» Exercise aim: Top to bottom, every record is to be copied word for word.

» Raw data:
+ + +
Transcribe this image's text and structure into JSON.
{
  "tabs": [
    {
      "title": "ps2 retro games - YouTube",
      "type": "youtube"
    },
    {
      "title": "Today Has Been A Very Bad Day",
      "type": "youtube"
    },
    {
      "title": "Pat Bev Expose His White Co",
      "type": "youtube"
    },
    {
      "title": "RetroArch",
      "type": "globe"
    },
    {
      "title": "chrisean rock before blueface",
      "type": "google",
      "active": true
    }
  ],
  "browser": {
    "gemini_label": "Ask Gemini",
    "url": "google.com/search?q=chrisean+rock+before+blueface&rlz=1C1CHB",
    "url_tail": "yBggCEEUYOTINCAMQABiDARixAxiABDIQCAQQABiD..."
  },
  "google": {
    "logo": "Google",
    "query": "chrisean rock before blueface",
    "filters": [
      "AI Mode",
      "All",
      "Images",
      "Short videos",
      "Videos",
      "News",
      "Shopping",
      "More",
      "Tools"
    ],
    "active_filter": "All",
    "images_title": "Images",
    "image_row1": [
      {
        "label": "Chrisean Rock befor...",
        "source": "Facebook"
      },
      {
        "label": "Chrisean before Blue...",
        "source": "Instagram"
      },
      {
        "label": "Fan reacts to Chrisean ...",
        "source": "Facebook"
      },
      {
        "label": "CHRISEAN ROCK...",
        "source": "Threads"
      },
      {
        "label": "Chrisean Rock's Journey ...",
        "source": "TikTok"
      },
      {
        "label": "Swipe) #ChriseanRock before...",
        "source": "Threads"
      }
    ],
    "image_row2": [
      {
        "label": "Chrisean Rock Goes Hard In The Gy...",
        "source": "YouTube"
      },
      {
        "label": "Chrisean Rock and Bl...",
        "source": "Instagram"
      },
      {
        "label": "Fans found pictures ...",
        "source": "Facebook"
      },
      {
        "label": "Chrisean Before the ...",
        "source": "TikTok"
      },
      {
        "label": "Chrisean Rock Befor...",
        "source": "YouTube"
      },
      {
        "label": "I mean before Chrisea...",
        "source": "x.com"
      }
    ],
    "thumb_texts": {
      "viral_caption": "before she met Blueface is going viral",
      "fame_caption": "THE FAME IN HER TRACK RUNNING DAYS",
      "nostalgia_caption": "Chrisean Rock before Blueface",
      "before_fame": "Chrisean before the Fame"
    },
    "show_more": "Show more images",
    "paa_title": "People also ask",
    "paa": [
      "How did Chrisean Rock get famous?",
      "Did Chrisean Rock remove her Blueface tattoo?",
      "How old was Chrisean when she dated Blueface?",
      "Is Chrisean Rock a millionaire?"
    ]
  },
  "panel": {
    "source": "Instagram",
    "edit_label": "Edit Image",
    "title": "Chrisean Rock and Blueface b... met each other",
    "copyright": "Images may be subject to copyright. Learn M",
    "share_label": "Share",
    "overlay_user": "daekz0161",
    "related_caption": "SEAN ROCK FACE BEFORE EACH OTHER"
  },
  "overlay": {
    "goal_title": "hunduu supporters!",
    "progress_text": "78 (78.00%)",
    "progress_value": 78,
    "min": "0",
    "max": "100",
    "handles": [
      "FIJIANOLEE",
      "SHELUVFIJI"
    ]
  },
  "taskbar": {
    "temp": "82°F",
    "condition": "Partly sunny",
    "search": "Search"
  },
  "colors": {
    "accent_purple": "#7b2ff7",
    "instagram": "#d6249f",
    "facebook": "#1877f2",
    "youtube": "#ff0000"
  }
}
+ + +
» Task output:
Transcribe this image's text and structure into JSON.
{
  "tabs": [
    {
      "title": "ps2 retro games - YouTube",
      "type": "youtube"
    },
    {
      "title": "Today Has Been A Very Bad Day",
      "type": "youtube"
    },
    {
      "title": "Pat Bev Expose His White Co",
      "type": "youtube"
    },
    {
      "title": "RetroArch",
      "type": "globe"
    },
    {
      "title": "chrisean rock before blueface",
      "type": "google",
      "active": true
    }
  ],
  "browser": {
    "gemini_label": "Ask Gemini",
    "url": "google.com/search?q=chrisean+rock+before+blueface&rlz=1C1CHB",
    "url_tail": "yBggCEEUYOTINCAMQABiDARixAxiABDIQCAQQABiD..."
  },
  "google": {
    "logo": "Google",
    "query": "chrisean rock before blueface",
    "filters": [
      "AI Mode",
      "All",
      "Images",
      "Short videos",
      "Videos",
      "News",
      "Shopping",
      "More",
      "Tools"
    ],
    "active_filter": "All",
    "images_title": "Images",
    "image_row1": [
      {
        "label": "Chrisean Rock befor...",
        "source": "Facebook"
      },
      {
        "label": "Chrisean before Blue...",
        "source": "Instagram"
      },
      {
        "label": "Fan reacts to Chrisean ...",
        "source": "Facebook"
      },
      {
        "label": "CHRISEAN ROCK...",
        "source": "Threads"
      },
      {
        "label": "Chrisean Rock's Journey ...",
        "source": "TikTok"
      },
      {
        "label": "Swipe) #ChriseanRock before...",
        "source": "Threads"
      }
    ],
    "image_row2": [
      {
        "label": "Chrisean Rock Goes Hard In The Gy...",
        "source": "YouTube"
      },
      {
        "label": "Chrisean Rock and Bl...",
        "source": "Instagram"
      },
      {
        "label": "Fans found pictures ...",
        "source": "Facebook"
      },
      {
        "label": "Chrisean Before the ...",
        "source": "TikTok"
      },
      {
        "label": "Chrisean Rock Befor...",
        "source": "YouTube"
      },
      {
        "label": "I mean before Chrisea...",
        "source": "x.com"
      }
    ],
    "thumb_texts": {
      "viral_caption": "before she met Blueface is going viral",
      "fame_caption": "THE FAME IN HER TRACK RUNNING DAYS",
      "nostalgia_caption": "Chrisean Rock before Blueface",
      "before_fame": "Chrisean before the Fame"
    },
    "show_more": "Show more images",
    "paa_title": "People also ask",
    "paa": [
      "How did Chrisean Rock get famous?",
      "Did Chrisean Rock remove her Blueface tattoo?",
      "How old was Chrisean when she dated Blueface?",
      "Is Chrisean Rock a millionaire?"
    ]
  },
  "panel": {
    "source": "Instagram",
    "edit_label": "Edit Image",
    "title": "Chrisean Rock and Blueface b... met each other",
    "copyright": "Images may be subject to copyright. Learn M",
    "share_label": "Share",
    "overlay_user": "daekz0161",
    "related_caption": "SEAN ROCK FACE BEFORE EACH OTHER"
  },
  "overlay": {
    "goal_title": "hunduu supporters!",
    "progress_text": "78 (78.00%)",
    "progress_value": 78,
    "min": "0",
    "max": "100",
    "handles": [
      "FIJIANOLEE",
      "SHELUVFIJI"
    ]
  },
  "taskbar": {
    "temp": "82°F",
    "condition": "Partly sunny",
    "search": "Search"
  },
  "colors": {
    "accent_purple": "#7b2ff7",
    "instagram": "#d6249f",
    "facebook": "#1877f2",
    "youtube": "#ff0000"
  }
}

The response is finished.